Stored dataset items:
--*--
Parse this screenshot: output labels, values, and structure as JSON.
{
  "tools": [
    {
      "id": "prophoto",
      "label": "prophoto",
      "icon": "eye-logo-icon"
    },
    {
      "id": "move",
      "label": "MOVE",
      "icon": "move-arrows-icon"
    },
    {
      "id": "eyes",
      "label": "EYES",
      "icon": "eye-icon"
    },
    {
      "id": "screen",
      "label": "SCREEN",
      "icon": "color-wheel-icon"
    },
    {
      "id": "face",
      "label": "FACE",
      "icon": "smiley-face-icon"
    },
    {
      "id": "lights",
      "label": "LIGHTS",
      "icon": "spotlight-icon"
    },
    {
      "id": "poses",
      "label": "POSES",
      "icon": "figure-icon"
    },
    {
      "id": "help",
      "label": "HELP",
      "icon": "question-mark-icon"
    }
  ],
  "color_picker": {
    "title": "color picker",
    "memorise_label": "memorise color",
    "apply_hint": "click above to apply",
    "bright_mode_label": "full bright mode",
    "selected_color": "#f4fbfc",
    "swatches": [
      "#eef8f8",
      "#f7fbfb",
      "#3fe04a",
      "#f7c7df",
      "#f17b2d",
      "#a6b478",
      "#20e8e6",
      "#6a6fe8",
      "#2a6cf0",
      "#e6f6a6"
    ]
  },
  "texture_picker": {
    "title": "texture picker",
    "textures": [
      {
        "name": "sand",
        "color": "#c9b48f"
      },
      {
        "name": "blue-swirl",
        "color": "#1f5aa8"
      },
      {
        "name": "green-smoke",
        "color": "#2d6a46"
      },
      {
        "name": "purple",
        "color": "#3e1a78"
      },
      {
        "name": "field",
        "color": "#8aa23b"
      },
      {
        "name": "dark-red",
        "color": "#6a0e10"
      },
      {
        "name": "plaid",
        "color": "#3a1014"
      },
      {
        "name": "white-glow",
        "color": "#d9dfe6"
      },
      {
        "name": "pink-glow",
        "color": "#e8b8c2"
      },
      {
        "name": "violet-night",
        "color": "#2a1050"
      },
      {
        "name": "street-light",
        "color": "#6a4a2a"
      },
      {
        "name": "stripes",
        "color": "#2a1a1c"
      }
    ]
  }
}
--*--
SHORT PROBLEM:
All of the entries must be written out exactly as they stand.

CORRECT ANSWER:
Parse this screenshot: output labels, values, and structure as JSON.
{
  "tools": [
    {
      "id": "prophoto",
      "label": "prophoto",
      "icon": "eye-logo-icon"
    },
    {
      "id": "move",
      "label": "MOVE",
      "icon": "move-arrows-icon"
    },
    {
      "id": "eyes",
      "label": "EYES",
      "icon": "eye-icon"
    },
    {
      "id": "screen",
      "label": "SCREEN",
      "icon": "color-wheel-icon"
    },
    {
      "id": "face",
      "label": "FACE",
      "icon": "smiley-face-icon"
    },
    {
      "id": "lights",
      "label": "LIGHTS",
      "icon": "spotlight-icon"
    },
    {
      "id": "poses",
      "label": "POSES",
      "icon": "figure-icon"
    },
    {
      "id": "help",
      "label": "HELP",
      "icon": "question-mark-icon"
    }
  ],
  "color_picker": {
    "title": "color picker",
    "memorise_label": "memorise color",
    "apply_hint": "click above to apply",
    "bright_mode_label": "full bright mode",
    "selected_color": "#f4fbfc",
    "swatches": [
      "#eef8f8",
      "#f7fbfb",
      "#3fe04a",
      "#f7c7df",
      "#f17b2d",
      "#a6b478",
      "#20e8e6",
      "#6a6fe8",
      "#2a6cf0",
      "#e6f6a6"
    ]
  },
  "texture_picker": {
    "title": "texture picker",
    "textures": [
      {
        "name": "sand",
        "color": "#c9b48f"
      },
      {
        "name": "blue-swirl",
        "color": "#1f5aa8"
      },
      {
        "name": "green-smoke",
        "color": "#2d6a46"
      },
      {
        "name": "purple",
        "color": "#3e1a78"
      },
      {
        "name": "field",
        "color": "#8aa23b"
      },
      {
        "name": "dark-red",
        "color": "#6a0e10"
      },
      {
        "name": "plaid",
        "color": "#3a1014"
      },
      {
        "name": "white-glow",
        "color": "#d9dfe6"
      },
      {
        "name": "pink-glow",
        "color": "#e8b8c2"
      },
      {
        "name": "violet-night",
        "color": "#2a1050"
      },
      {
        "name": "street-light",
        "color": "#6a4a2a"
      },
      {
        "name": "stripes",
        "color": "#2a1a1c"
      }
    ]
  }
}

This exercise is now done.